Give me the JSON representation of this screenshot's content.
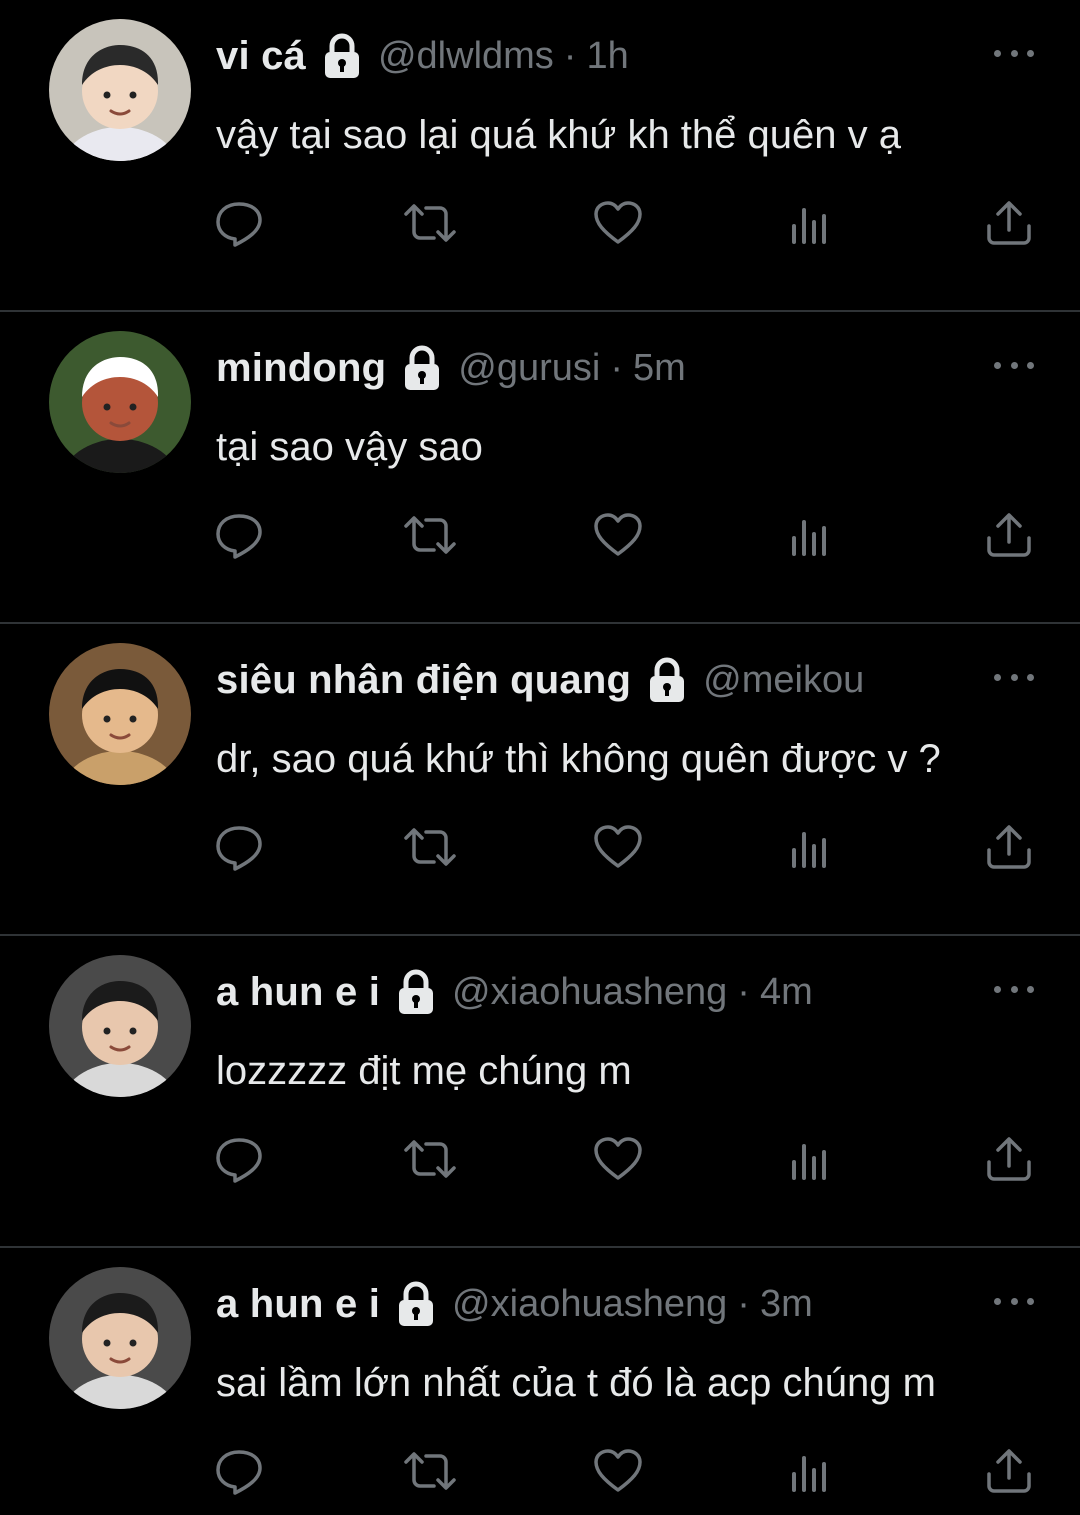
{
  "colors": {
    "background": "#000000",
    "primary_text": "#e7e9ea",
    "secondary_text": "#71767b",
    "divider": "#2f3336"
  },
  "icons": {
    "lock": "lock-icon",
    "more": "more-icon",
    "reply": "reply-icon",
    "retweet": "retweet-icon",
    "like": "heart-icon",
    "views": "views-icon",
    "share": "share-icon"
  },
  "tweets": [
    {
      "name": "vi cá",
      "handle": "@dlwldms",
      "separator": "·",
      "time": "1h",
      "text": "vậy tại sao lại quá khứ kh thể quên v ạ",
      "avatar_colors": [
        "#c8c4bb",
        "#f1d7c2",
        "#2a2a2a",
        "#e9e9f0"
      ]
    },
    {
      "name": "mindong",
      "handle": "@gurusi",
      "separator": "·",
      "time": "5m",
      "text": "tại sao vậy sao",
      "avatar_colors": [
        "#3d5a2f",
        "#b4553a",
        "#ffffff",
        "#1a1a1a"
      ]
    },
    {
      "name": "siêu nhân điện quang",
      "handle": "@meikou",
      "separator": "",
      "time": "",
      "text": "dr, sao quá khứ thì không quên được v ?",
      "avatar_colors": [
        "#7a5a3a",
        "#e5b98c",
        "#111111",
        "#c9a06a"
      ]
    },
    {
      "name": "a hun e i",
      "handle": "@xiaohuasheng",
      "separator": "·",
      "time": "4m",
      "text": "lozzzzz địt mẹ chúng m",
      "avatar_colors": [
        "#4a4a4a",
        "#e8c7ad",
        "#1b1b1b",
        "#d9d9d9"
      ]
    },
    {
      "name": "a hun e i",
      "handle": "@xiaohuasheng",
      "separator": "·",
      "time": "3m",
      "text": "sai lầm lớn nhất của t đó là acp chúng m",
      "avatar_colors": [
        "#4a4a4a",
        "#e8c7ad",
        "#1b1b1b",
        "#d9d9d9"
      ]
    }
  ]
}
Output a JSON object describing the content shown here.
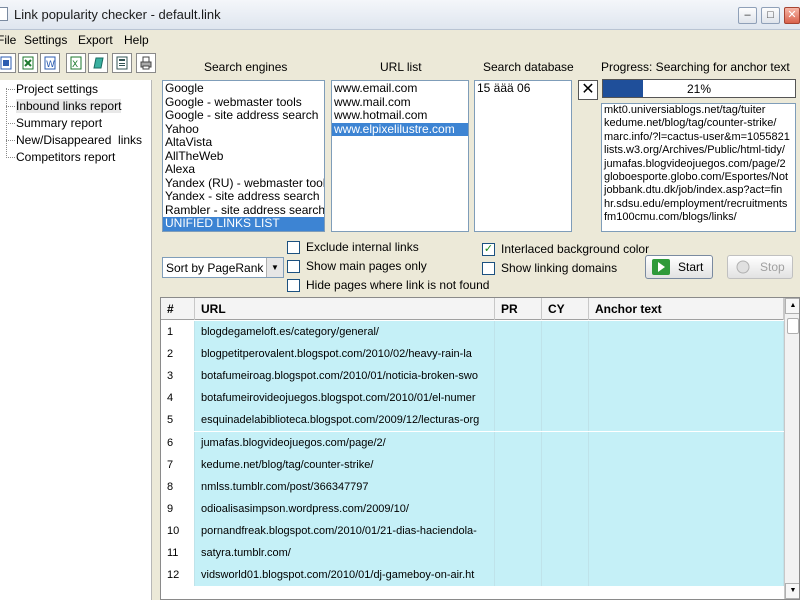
{
  "window": {
    "title": "Link popularity checker - default.link",
    "minimize_glyph": "–",
    "maximize_glyph": "□",
    "close_glyph": "✕"
  },
  "menu": [
    "File",
    "Settings",
    "Export",
    "Help"
  ],
  "toolbar": {
    "icons": [
      "export-word-icon",
      "export-excel-icon",
      "export-word-alt-icon",
      "export-excel-alt-icon",
      "export-notepad-icon",
      "export-report-icon",
      "print-icon"
    ]
  },
  "tree": {
    "items": [
      "Project settings",
      "Inbound links report",
      "Summary report",
      "New/Disappeared  links",
      "Competitors report"
    ],
    "selected_index": 1
  },
  "search_engines": {
    "label": "Search engines",
    "items": [
      "Google",
      "Google - webmaster tools",
      "Google - site address search",
      "Yahoo",
      "AltaVista",
      "AllTheWeb",
      "Alexa",
      "Yandex (RU) - webmaster tools",
      "Yandex - site address search",
      "Rambler - site address search",
      "UNIFIED LINKS LIST"
    ],
    "selected_index": 10
  },
  "url_list": {
    "label": "URL list",
    "items": [
      "www.email.com",
      "www.mail.com",
      "www.hotmail.com",
      "www.elpixelilustre.com"
    ],
    "selected_index": 3
  },
  "search_database": {
    "label": "Search database",
    "items": [
      "15 äää 06"
    ]
  },
  "progress": {
    "label": "Progress: Searching for anchor text",
    "percent_text": "21%",
    "fraction": 0.21,
    "fill_color": "#1f4f9a",
    "cancel_glyph": "✕",
    "log": [
      "mkt0.universiablogs.net/tag/tuiter",
      "kedume.net/blog/tag/counter-strike/",
      "marc.info/?l=cactus-user&m=1055821",
      "lists.w3.org/Archives/Public/html-tidy/",
      "jumafas.blogvideojuegos.com/page/2",
      "globoesporte.globo.com/Esportes/Not",
      "jobbank.dtu.dk/job/index.asp?act=fin",
      "hr.sdsu.edu/employment/recruitments",
      "fm100cmu.com/blogs/links/"
    ]
  },
  "options": {
    "sort_label": "Sort by PageRank",
    "exclude_internal": {
      "label": "Exclude internal links",
      "checked": false
    },
    "show_main_pages": {
      "label": "Show main pages only",
      "checked": false
    },
    "hide_pages_not_found": {
      "label": "Hide pages where link is not found",
      "checked": false
    },
    "interlaced_bg": {
      "label": "Interlaced background color",
      "checked": true
    },
    "show_linking_domains": {
      "label": "Show linking domains",
      "checked": false
    }
  },
  "buttons": {
    "start": "Start",
    "stop": "Stop"
  },
  "grid": {
    "columns": [
      "#",
      "URL",
      "PR",
      "CY",
      "Anchor text"
    ],
    "rows": [
      {
        "num": "1",
        "url": "blogdegameloft.es/category/general/",
        "pr": "",
        "cy": "",
        "anchor": ""
      },
      {
        "num": "2",
        "url": "blogpetitperovalent.blogspot.com/2010/02/heavy-rain-la",
        "pr": "",
        "cy": "",
        "anchor": ""
      },
      {
        "num": "3",
        "url": "botafumeiroag.blogspot.com/2010/01/noticia-broken-swo",
        "pr": "",
        "cy": "",
        "anchor": ""
      },
      {
        "num": "4",
        "url": "botafumeirovideojuegos.blogspot.com/2010/01/el-numer",
        "pr": "",
        "cy": "",
        "anchor": ""
      },
      {
        "num": "5",
        "url": "esquinadelabiblioteca.blogspot.com/2009/12/lecturas-org",
        "pr": "",
        "cy": "",
        "anchor": ""
      },
      {
        "num": "6",
        "url": "jumafas.blogvideojuegos.com/page/2/",
        "pr": "",
        "cy": "",
        "anchor": ""
      },
      {
        "num": "7",
        "url": "kedume.net/blog/tag/counter-strike/",
        "pr": "",
        "cy": "",
        "anchor": ""
      },
      {
        "num": "8",
        "url": "nmlss.tumblr.com/post/366347797",
        "pr": "",
        "cy": "",
        "anchor": ""
      },
      {
        "num": "9",
        "url": "odioalisasimpson.wordpress.com/2009/10/",
        "pr": "",
        "cy": "",
        "anchor": ""
      },
      {
        "num": "10",
        "url": "pornandfreak.blogspot.com/2010/01/21-dias-haciendola-",
        "pr": "",
        "cy": "",
        "anchor": ""
      },
      {
        "num": "11",
        "url": "satyra.tumblr.com/",
        "pr": "",
        "cy": "",
        "anchor": ""
      },
      {
        "num": "12",
        "url": "vidsworld01.blogspot.com/2010/01/dj-gameboy-on-air.ht",
        "pr": "",
        "cy": "",
        "anchor": ""
      }
    ],
    "row_color": "#c5f0f7"
  }
}
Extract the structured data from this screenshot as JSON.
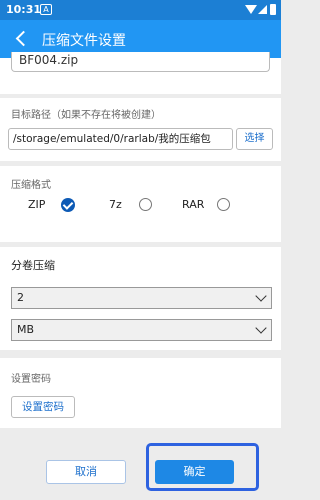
{
  "status_bar": {
    "time": "10:31",
    "notification_badge": "A"
  },
  "app_bar": {
    "title": "压缩文件设置"
  },
  "filename": {
    "value": "BF004.zip"
  },
  "target_path": {
    "label": "目标路径（如果不存在将被创建）",
    "value": "/storage/emulated/0/rarlab/我的压缩包",
    "choose_label": "选择"
  },
  "format": {
    "label": "压缩格式",
    "options": [
      {
        "label": "ZIP",
        "selected": true
      },
      {
        "label": "7z",
        "selected": false
      },
      {
        "label": "RAR",
        "selected": false
      }
    ]
  },
  "split": {
    "label": "分卷压缩",
    "size_value": "2",
    "unit_value": "MB"
  },
  "password": {
    "label": "设置密码",
    "button_label": "设置密码"
  },
  "actions": {
    "cancel_label": "取消",
    "confirm_label": "确定"
  }
}
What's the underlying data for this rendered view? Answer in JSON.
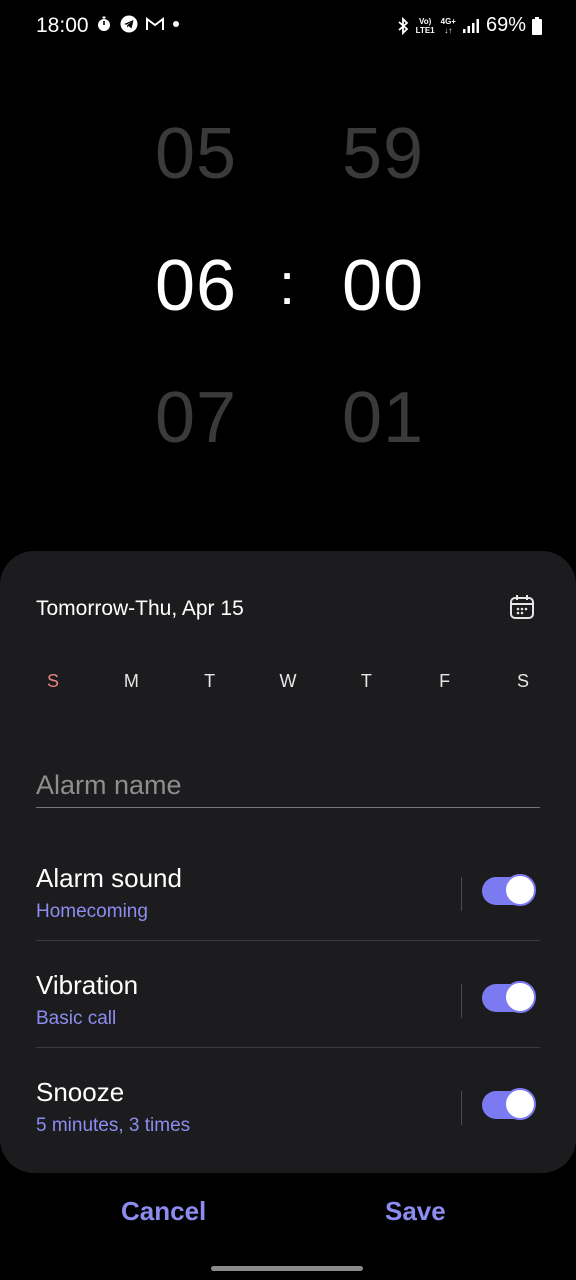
{
  "status_bar": {
    "time": "18:00",
    "network_top": "Vo)",
    "network_bottom": "LTE1",
    "signal_type_top": "4G+",
    "signal_type_bottom": "↓↑",
    "battery": "69%"
  },
  "picker": {
    "hours": {
      "prev": "05",
      "current": "06",
      "next": "07"
    },
    "minutes": {
      "prev": "59",
      "current": "00",
      "next": "01"
    },
    "separator": ":"
  },
  "sheet": {
    "date_label": "Tomorrow-Thu, Apr 15",
    "days": [
      "S",
      "M",
      "T",
      "W",
      "T",
      "F",
      "S"
    ],
    "alarm_name_placeholder": "Alarm name",
    "settings": [
      {
        "title": "Alarm sound",
        "subtitle": "Homecoming",
        "enabled": true
      },
      {
        "title": "Vibration",
        "subtitle": "Basic call",
        "enabled": true
      },
      {
        "title": "Snooze",
        "subtitle": "5 minutes, 3 times",
        "enabled": true
      }
    ]
  },
  "actions": {
    "cancel": "Cancel",
    "save": "Save"
  },
  "colors": {
    "accent": "#7c7af0",
    "accent_text": "#8d8cf0",
    "sunday": "#e88383",
    "sheet_bg": "#1c1c1e"
  }
}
--------------------------------
▶ Your task: Each line with the string "excel" in it needs to be found and copied.

▶ Answer to the task:
      "export-excel-icon",
      "export-excel-alt-icon",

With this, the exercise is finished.